Data extracted from a collection

** begin **

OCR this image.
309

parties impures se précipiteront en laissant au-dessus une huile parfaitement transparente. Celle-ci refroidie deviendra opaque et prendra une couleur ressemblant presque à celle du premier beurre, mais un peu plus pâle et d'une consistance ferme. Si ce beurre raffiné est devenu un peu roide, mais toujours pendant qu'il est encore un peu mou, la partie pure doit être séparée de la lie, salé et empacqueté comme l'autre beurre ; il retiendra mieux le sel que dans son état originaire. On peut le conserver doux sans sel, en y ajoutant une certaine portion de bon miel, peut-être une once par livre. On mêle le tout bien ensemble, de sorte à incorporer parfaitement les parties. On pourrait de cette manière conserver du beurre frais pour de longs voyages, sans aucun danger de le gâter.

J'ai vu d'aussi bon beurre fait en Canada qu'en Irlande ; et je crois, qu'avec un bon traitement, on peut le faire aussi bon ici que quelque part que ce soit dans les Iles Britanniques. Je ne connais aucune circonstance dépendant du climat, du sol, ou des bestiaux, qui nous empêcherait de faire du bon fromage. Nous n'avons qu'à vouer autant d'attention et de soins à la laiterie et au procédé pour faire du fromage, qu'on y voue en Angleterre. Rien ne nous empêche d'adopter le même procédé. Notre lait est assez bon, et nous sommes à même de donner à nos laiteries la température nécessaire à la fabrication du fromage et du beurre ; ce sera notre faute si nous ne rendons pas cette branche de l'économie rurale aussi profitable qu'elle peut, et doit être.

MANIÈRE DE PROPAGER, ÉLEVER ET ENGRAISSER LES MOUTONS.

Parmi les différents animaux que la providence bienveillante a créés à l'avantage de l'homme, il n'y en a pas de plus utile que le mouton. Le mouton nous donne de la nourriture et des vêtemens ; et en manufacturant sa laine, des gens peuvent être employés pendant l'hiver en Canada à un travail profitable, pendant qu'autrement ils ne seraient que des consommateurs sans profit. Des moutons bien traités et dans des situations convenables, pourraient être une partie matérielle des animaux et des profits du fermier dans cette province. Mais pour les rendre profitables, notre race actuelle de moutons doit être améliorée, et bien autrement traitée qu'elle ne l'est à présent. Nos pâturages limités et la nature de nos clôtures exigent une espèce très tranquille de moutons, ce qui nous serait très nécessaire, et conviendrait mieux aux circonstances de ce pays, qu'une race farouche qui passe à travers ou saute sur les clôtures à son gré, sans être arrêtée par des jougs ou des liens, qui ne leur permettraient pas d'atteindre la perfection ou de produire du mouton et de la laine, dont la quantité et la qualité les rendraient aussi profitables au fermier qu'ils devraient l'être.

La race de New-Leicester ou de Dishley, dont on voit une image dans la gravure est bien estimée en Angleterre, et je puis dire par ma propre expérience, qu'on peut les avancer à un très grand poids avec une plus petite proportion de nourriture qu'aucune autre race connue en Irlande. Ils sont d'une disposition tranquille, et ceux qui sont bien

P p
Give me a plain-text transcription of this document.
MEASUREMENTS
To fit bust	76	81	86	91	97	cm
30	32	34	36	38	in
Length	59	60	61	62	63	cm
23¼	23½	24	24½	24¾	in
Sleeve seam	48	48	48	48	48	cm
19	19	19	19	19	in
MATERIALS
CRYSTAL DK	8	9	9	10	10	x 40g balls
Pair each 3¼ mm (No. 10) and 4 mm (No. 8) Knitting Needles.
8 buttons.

** end **

REQUIREMENT:
Find the lines containing "très" and pull them out.

ANSWER TO THE EXERCISE:
Parmi les différents animaux que la providence bienveillante a créés à l'avantage de l'homme, il n'y en a pas de plus utile que le mouton. Le mouton nous donne de la nourriture et des vêtemens ; et en manufacturant sa laine, des gens peuvent être employés pendant l'hiver en Canada à un travail profitable, pendant qu'autrement ils ne seraient que des consommateurs sans profit. Des moutons bien traités et dans des situations convenables, pourraient être une partie matérielle des animaux et des profits du fermier dans cette province. Mais pour les rendre profitables, notre race actuelle de moutons doit être améliorée, et bien autrement traitée qu'elle ne l'est à présent. Nos pâturages limités et la nature de nos clôtures exigent une espèce très tranquille de moutons, ce qui nous serait très nécessaire, et conviendrait mieux aux circonstances de ce pays, qu'une race farouche qui passe à travers ou saute sur les clôtures à son gré, sans être arrêtée par des jougs ou des liens, qui ne leur permettraient pas d'atteindre la perfection ou de produire du mouton et de la laine, dont la quantité et la qualité les rendraient aussi profitables au fermier qu'ils devraient l'être.
La race de New-Leicester ou de Dishley, dont on voit une image dans la gravure est bien estimée en Angleterre, et je puis dire par ma propre expérience, qu'on peut les avancer à un très grand poids avec une plus petite proportion de nourriture qu'aucune autre race connue en Irlande. Ils sont d'une disposition tranquille, et ceux qui sont bien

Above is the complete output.